# Problem to work on
Collect each line of the entries that holds the string "Natural".
#####
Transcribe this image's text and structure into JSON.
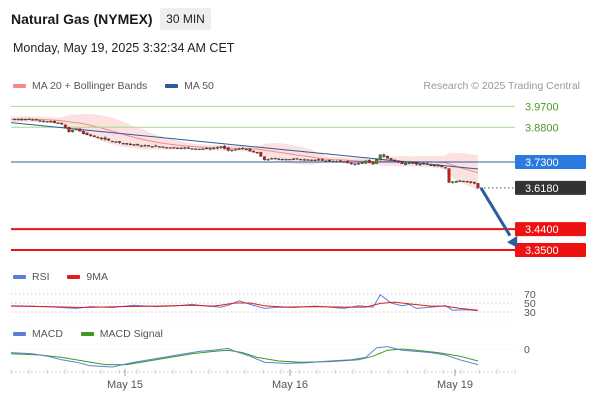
{
  "header": {
    "instrument": "Natural Gas (NYMEX)",
    "timeframe": "30 MIN",
    "datetime": "Monday, May 19, 2025 3:32:34 AM CET"
  },
  "legends": {
    "price": [
      {
        "label": "MA 20 + Bollinger Bands",
        "color": "#f48a8a"
      },
      {
        "label": "MA 50",
        "color": "#2d5c9c"
      }
    ],
    "rsi": [
      {
        "label": "RSI",
        "color": "#5b7fd6"
      },
      {
        "label": "9MA",
        "color": "#e01b1b"
      }
    ],
    "macd": [
      {
        "label": "MACD",
        "color": "#5b7fd6"
      },
      {
        "label": "MACD Signal",
        "color": "#3c9a1e"
      }
    ]
  },
  "credit": "Research © 2025 Trading Central",
  "colors": {
    "bull": "#3c9a1e",
    "bear": "#d01818",
    "resistance": "#a8d88a",
    "pivot": "#2d5c9c",
    "support": "#ee1111",
    "current": "#333333",
    "arrow": "#2d5c9c"
  },
  "chart_data": [
    {
      "type": "candlestick",
      "title": "Natural Gas (NYMEX)",
      "timeframe": "30 MIN",
      "x_labels": [
        "May 15",
        "May 16",
        "May 19"
      ],
      "ylim": [
        3.32,
        3.99
      ],
      "close_path": [
        [
          0,
          3.915
        ],
        [
          5,
          3.915
        ],
        [
          10,
          3.905
        ],
        [
          14,
          3.893
        ],
        [
          16,
          3.86
        ],
        [
          18,
          3.874
        ],
        [
          20,
          3.852
        ],
        [
          24,
          3.835
        ],
        [
          28,
          3.82
        ],
        [
          32,
          3.808
        ],
        [
          36,
          3.8
        ],
        [
          40,
          3.797
        ],
        [
          44,
          3.792
        ],
        [
          48,
          3.79
        ],
        [
          52,
          3.786
        ],
        [
          56,
          3.79
        ],
        [
          58,
          3.796
        ],
        [
          60,
          3.78
        ],
        [
          62,
          3.784
        ],
        [
          64,
          3.79
        ],
        [
          66,
          3.776
        ],
        [
          68,
          3.768
        ],
        [
          70,
          3.74
        ],
        [
          72,
          3.744
        ],
        [
          76,
          3.742
        ],
        [
          80,
          3.742
        ],
        [
          84,
          3.738
        ],
        [
          88,
          3.735
        ],
        [
          92,
          3.73
        ],
        [
          94,
          3.722
        ],
        [
          96,
          3.722
        ],
        [
          98,
          3.735
        ],
        [
          100,
          3.72
        ],
        [
          102,
          3.762
        ],
        [
          104,
          3.746
        ],
        [
          106,
          3.735
        ],
        [
          108,
          3.722
        ],
        [
          110,
          3.73
        ],
        [
          112,
          3.72
        ],
        [
          114,
          3.722
        ],
        [
          116,
          3.715
        ],
        [
          118,
          3.712
        ],
        [
          120,
          3.705
        ],
        [
          121,
          3.642
        ],
        [
          124,
          3.65
        ],
        [
          126,
          3.645
        ],
        [
          128,
          3.638
        ],
        [
          129,
          3.618
        ]
      ],
      "levels": [
        {
          "label": "3.9700",
          "value": 3.97,
          "role": "resistance"
        },
        {
          "label": "3.8800",
          "value": 3.88,
          "role": "resistance"
        },
        {
          "label": "3.7300",
          "value": 3.73,
          "role": "pivot"
        },
        {
          "label": "3.6180",
          "value": 3.618,
          "role": "current"
        },
        {
          "label": "3.4400",
          "value": 3.44,
          "role": "support"
        },
        {
          "label": "3.3500",
          "value": 3.35,
          "role": "support"
        }
      ],
      "forecast_arrow": {
        "from": 3.618,
        "to": 3.36
      },
      "ma50": {
        "start": 3.9,
        "end": 3.7
      },
      "series": [
        {
          "name": "MA 20 + Bollinger Bands"
        },
        {
          "name": "MA 50"
        }
      ]
    },
    {
      "type": "line",
      "panel": "RSI",
      "y_ticks": [
        "70",
        "50",
        "30"
      ],
      "ylim": [
        25,
        78
      ],
      "rsi": [
        [
          0,
          44
        ],
        [
          6,
          43
        ],
        [
          12,
          41
        ],
        [
          18,
          38
        ],
        [
          22,
          42
        ],
        [
          28,
          40
        ],
        [
          34,
          45
        ],
        [
          40,
          42
        ],
        [
          46,
          44
        ],
        [
          50,
          47
        ],
        [
          54,
          43
        ],
        [
          58,
          41
        ],
        [
          60,
          45
        ],
        [
          63,
          55
        ],
        [
          66,
          47
        ],
        [
          70,
          38
        ],
        [
          74,
          41
        ],
        [
          78,
          40
        ],
        [
          84,
          43
        ],
        [
          88,
          41
        ],
        [
          92,
          38
        ],
        [
          96,
          44
        ],
        [
          100,
          41
        ],
        [
          102,
          68
        ],
        [
          105,
          50
        ],
        [
          108,
          44
        ],
        [
          110,
          47
        ],
        [
          112,
          38
        ],
        [
          116,
          41
        ],
        [
          120,
          44
        ],
        [
          122,
          34
        ],
        [
          126,
          35
        ],
        [
          129,
          33
        ]
      ],
      "ma9": [
        [
          0,
          43
        ],
        [
          10,
          42
        ],
        [
          20,
          40
        ],
        [
          30,
          42
        ],
        [
          40,
          43
        ],
        [
          50,
          45
        ],
        [
          56,
          43
        ],
        [
          62,
          50
        ],
        [
          66,
          50
        ],
        [
          70,
          44
        ],
        [
          76,
          41
        ],
        [
          84,
          42
        ],
        [
          92,
          41
        ],
        [
          98,
          41
        ],
        [
          102,
          49
        ],
        [
          106,
          52
        ],
        [
          110,
          48
        ],
        [
          116,
          43
        ],
        [
          120,
          43
        ],
        [
          124,
          38
        ],
        [
          129,
          34
        ]
      ]
    },
    {
      "type": "line",
      "panel": "MACD",
      "y_ticks": [
        "0"
      ],
      "ylim": [
        -0.05,
        0.04
      ],
      "macd": [
        [
          0,
          -0.006
        ],
        [
          6,
          -0.008
        ],
        [
          10,
          -0.012
        ],
        [
          14,
          -0.018
        ],
        [
          18,
          -0.022
        ],
        [
          22,
          -0.028
        ],
        [
          28,
          -0.03
        ],
        [
          34,
          -0.022
        ],
        [
          40,
          -0.016
        ],
        [
          46,
          -0.01
        ],
        [
          52,
          -0.004
        ],
        [
          56,
          -0.002
        ],
        [
          60,
          0.001
        ],
        [
          62,
          -0.004
        ],
        [
          66,
          -0.012
        ],
        [
          70,
          -0.022
        ],
        [
          76,
          -0.024
        ],
        [
          82,
          -0.023
        ],
        [
          88,
          -0.02
        ],
        [
          94,
          -0.018
        ],
        [
          98,
          -0.014
        ],
        [
          101,
          0.002
        ],
        [
          104,
          0.004
        ],
        [
          108,
          -0.002
        ],
        [
          112,
          -0.004
        ],
        [
          116,
          -0.006
        ],
        [
          120,
          -0.01
        ],
        [
          124,
          -0.018
        ],
        [
          129,
          -0.026
        ]
      ],
      "signal": [
        [
          0,
          -0.008
        ],
        [
          8,
          -0.01
        ],
        [
          14,
          -0.014
        ],
        [
          20,
          -0.02
        ],
        [
          26,
          -0.026
        ],
        [
          32,
          -0.026
        ],
        [
          38,
          -0.02
        ],
        [
          44,
          -0.014
        ],
        [
          50,
          -0.008
        ],
        [
          56,
          -0.004
        ],
        [
          60,
          -0.002
        ],
        [
          64,
          -0.006
        ],
        [
          68,
          -0.014
        ],
        [
          74,
          -0.02
        ],
        [
          80,
          -0.022
        ],
        [
          88,
          -0.021
        ],
        [
          96,
          -0.018
        ],
        [
          100,
          -0.012
        ],
        [
          104,
          -0.002
        ],
        [
          108,
          0.0
        ],
        [
          112,
          -0.002
        ],
        [
          118,
          -0.006
        ],
        [
          124,
          -0.012
        ],
        [
          129,
          -0.02
        ]
      ]
    }
  ]
}
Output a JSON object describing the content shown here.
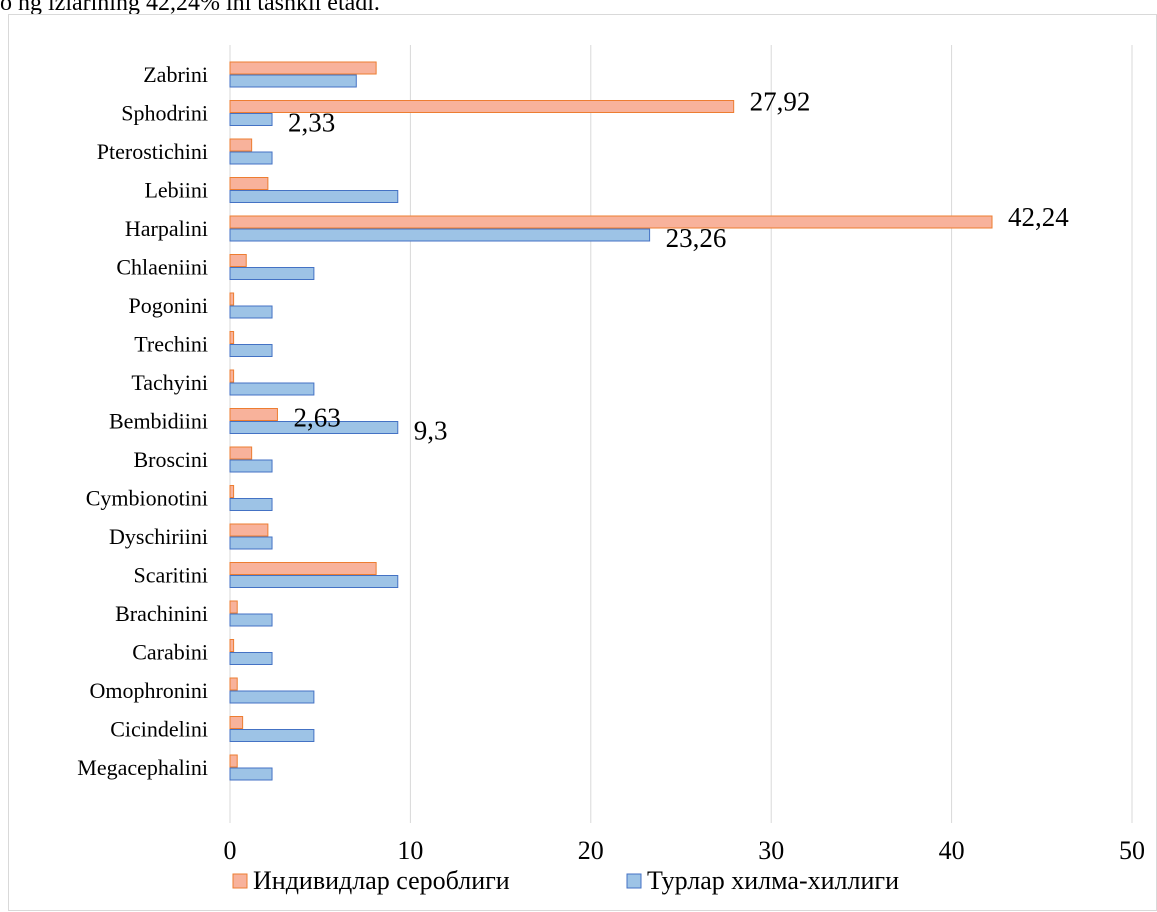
{
  "page": {
    "top_text": "o ng izlarining 42,24% ini tashkil etadi."
  },
  "chart_data": {
    "type": "bar",
    "orientation": "horizontal",
    "categories": [
      "Zabrini",
      "Sphodrini",
      "Pterostichini",
      "Lebiini",
      "Harpalini",
      "Chlaeniini",
      "Pogonini",
      "Trechini",
      "Tachyini",
      "Bembidiini",
      "Broscini",
      "Cymbionotini",
      "Dyschiriini",
      "Scaritini",
      "Brachinini",
      "Carabini",
      "Omophronini",
      "Cicindelini",
      "Megacephalini"
    ],
    "series": [
      {
        "name": "Индивидлар сероблиги",
        "color": "#f8b29b",
        "stroke": "#ed7d31",
        "values": [
          8.1,
          27.92,
          1.2,
          2.1,
          42.24,
          0.9,
          0.2,
          0.2,
          0.2,
          2.63,
          1.2,
          0.2,
          2.1,
          8.1,
          0.4,
          0.2,
          0.4,
          0.7,
          0.4
        ]
      },
      {
        "name": "Турлар хилма-хиллиги",
        "color": "#9dc3e6",
        "stroke": "#4472c4",
        "values": [
          7.0,
          2.33,
          2.33,
          9.3,
          23.26,
          4.65,
          2.33,
          2.33,
          4.65,
          9.3,
          2.33,
          2.33,
          2.33,
          9.3,
          2.33,
          2.33,
          4.65,
          4.65,
          2.33
        ]
      }
    ],
    "data_labels": [
      {
        "category": "Sphodrini",
        "series": 0,
        "text": "27,92"
      },
      {
        "category": "Sphodrini",
        "series": 1,
        "text": "2,33"
      },
      {
        "category": "Harpalini",
        "series": 0,
        "text": "42,24"
      },
      {
        "category": "Harpalini",
        "series": 1,
        "text": "23,26"
      },
      {
        "category": "Bembidiini",
        "series": 0,
        "text": "2,63"
      },
      {
        "category": "Bembidiini",
        "series": 1,
        "text": "9,3"
      }
    ],
    "xlim": [
      0,
      50
    ],
    "xticks": [
      0,
      10,
      20,
      30,
      40,
      50
    ],
    "grid": true,
    "legend_position": "bottom"
  }
}
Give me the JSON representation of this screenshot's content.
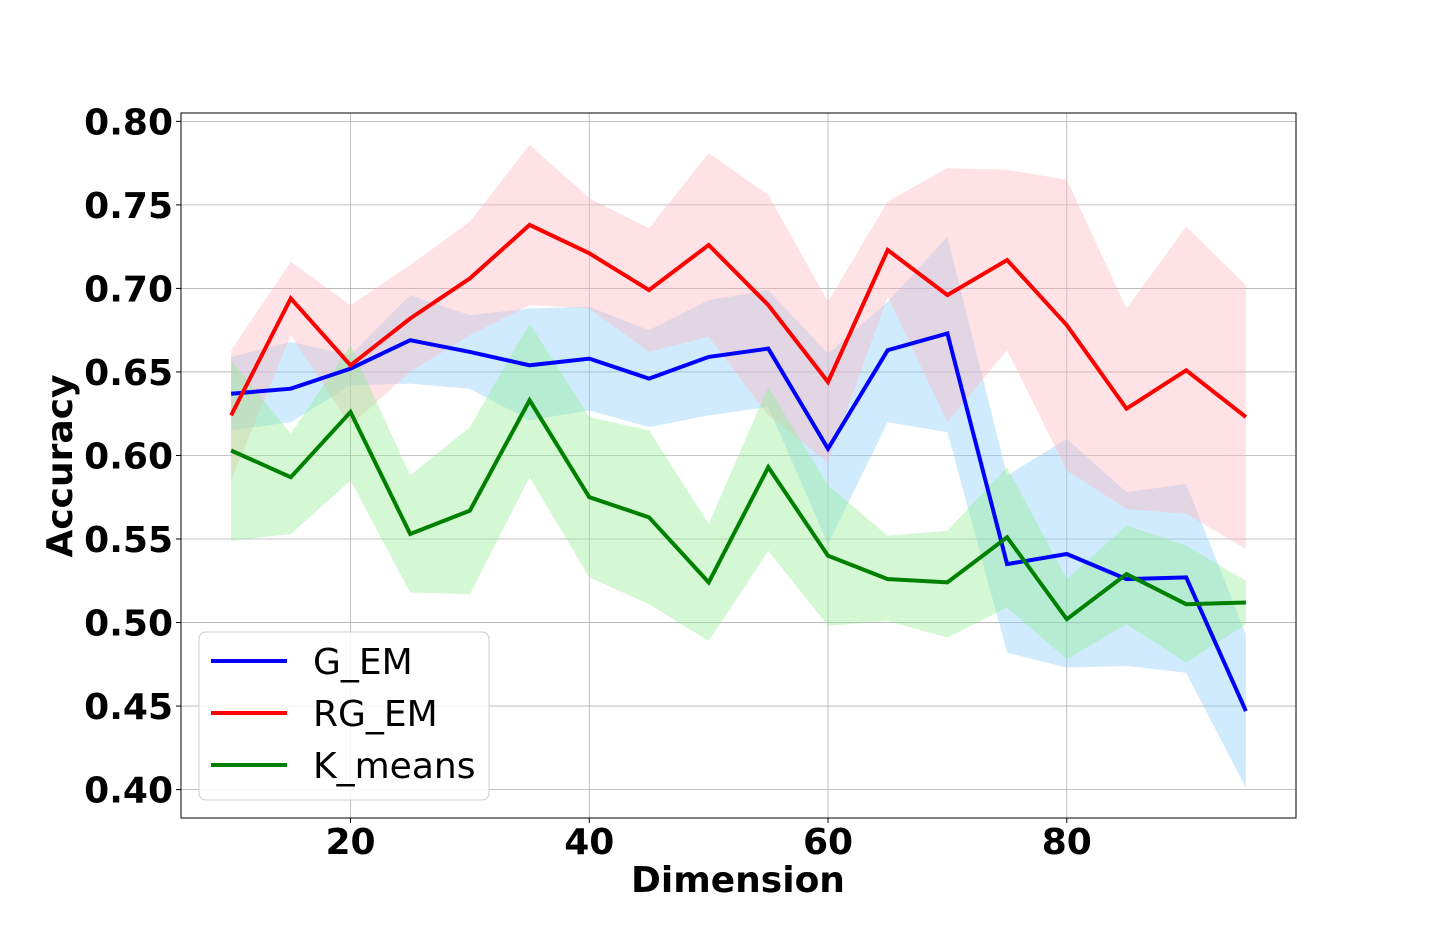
{
  "chart_data": {
    "type": "line",
    "title": "",
    "xlabel": "Dimension",
    "ylabel": "Accuracy",
    "xlim": [
      5.8,
      99.2
    ],
    "ylim": [
      0.383,
      0.805
    ],
    "grid": true,
    "legend_position": "lower-left",
    "x_ticks": [
      20,
      40,
      60,
      80
    ],
    "x_tick_labels": [
      "20",
      "40",
      "60",
      "80"
    ],
    "y_ticks": [
      0.4,
      0.45,
      0.5,
      0.55,
      0.6,
      0.65,
      0.7,
      0.75,
      0.8
    ],
    "y_tick_labels": [
      "0.40",
      "0.45",
      "0.50",
      "0.55",
      "0.60",
      "0.65",
      "0.70",
      "0.75",
      "0.80"
    ],
    "x": [
      10,
      15,
      20,
      25,
      30,
      35,
      40,
      45,
      50,
      55,
      60,
      65,
      70,
      75,
      80,
      85,
      90,
      95
    ],
    "series": [
      {
        "name": "G_EM",
        "color": "#0000ff",
        "band_color": "#87cefa",
        "values": [
          0.637,
          0.64,
          0.652,
          0.669,
          0.662,
          0.654,
          0.658,
          0.646,
          0.659,
          0.664,
          0.604,
          0.663,
          0.673,
          0.535,
          0.541,
          0.526,
          0.527,
          0.447
        ],
        "lower": [
          0.615,
          0.62,
          0.642,
          0.643,
          0.64,
          0.621,
          0.627,
          0.617,
          0.624,
          0.629,
          0.547,
          0.62,
          0.614,
          0.482,
          0.473,
          0.474,
          0.47,
          0.401
        ],
        "upper": [
          0.659,
          0.668,
          0.66,
          0.696,
          0.684,
          0.688,
          0.689,
          0.675,
          0.693,
          0.699,
          0.661,
          0.692,
          0.731,
          0.588,
          0.61,
          0.578,
          0.583,
          0.493
        ]
      },
      {
        "name": "RG_EM",
        "color": "#ff0000",
        "band_color": "#ffb6c1",
        "values": [
          0.624,
          0.694,
          0.654,
          0.682,
          0.706,
          0.738,
          0.721,
          0.699,
          0.726,
          0.69,
          0.644,
          0.723,
          0.696,
          0.717,
          0.678,
          0.628,
          0.651,
          0.623
        ],
        "lower": [
          0.585,
          0.672,
          0.618,
          0.65,
          0.672,
          0.69,
          0.688,
          0.662,
          0.671,
          0.624,
          0.596,
          0.695,
          0.62,
          0.663,
          0.591,
          0.568,
          0.565,
          0.544
        ],
        "upper": [
          0.663,
          0.716,
          0.69,
          0.714,
          0.74,
          0.786,
          0.754,
          0.736,
          0.781,
          0.756,
          0.692,
          0.752,
          0.772,
          0.771,
          0.765,
          0.688,
          0.737,
          0.702
        ]
      },
      {
        "name": "K_means",
        "color": "#008000",
        "band_color": "#90ee90",
        "values": [
          0.603,
          0.587,
          0.626,
          0.553,
          0.567,
          0.633,
          0.575,
          0.563,
          0.524,
          0.593,
          0.54,
          0.526,
          0.524,
          0.551,
          0.502,
          0.529,
          0.511,
          0.512
        ],
        "lower": [
          0.549,
          0.553,
          0.585,
          0.518,
          0.517,
          0.587,
          0.527,
          0.511,
          0.489,
          0.543,
          0.498,
          0.501,
          0.491,
          0.509,
          0.478,
          0.499,
          0.476,
          0.499
        ],
        "upper": [
          0.657,
          0.613,
          0.666,
          0.588,
          0.617,
          0.679,
          0.623,
          0.615,
          0.559,
          0.641,
          0.582,
          0.552,
          0.555,
          0.593,
          0.526,
          0.558,
          0.546,
          0.525
        ]
      }
    ]
  }
}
#####
# Correct answer
    "instrument": "Natural Gas (NYMEX)",
      "title": "Natural Gas (NYMEX)",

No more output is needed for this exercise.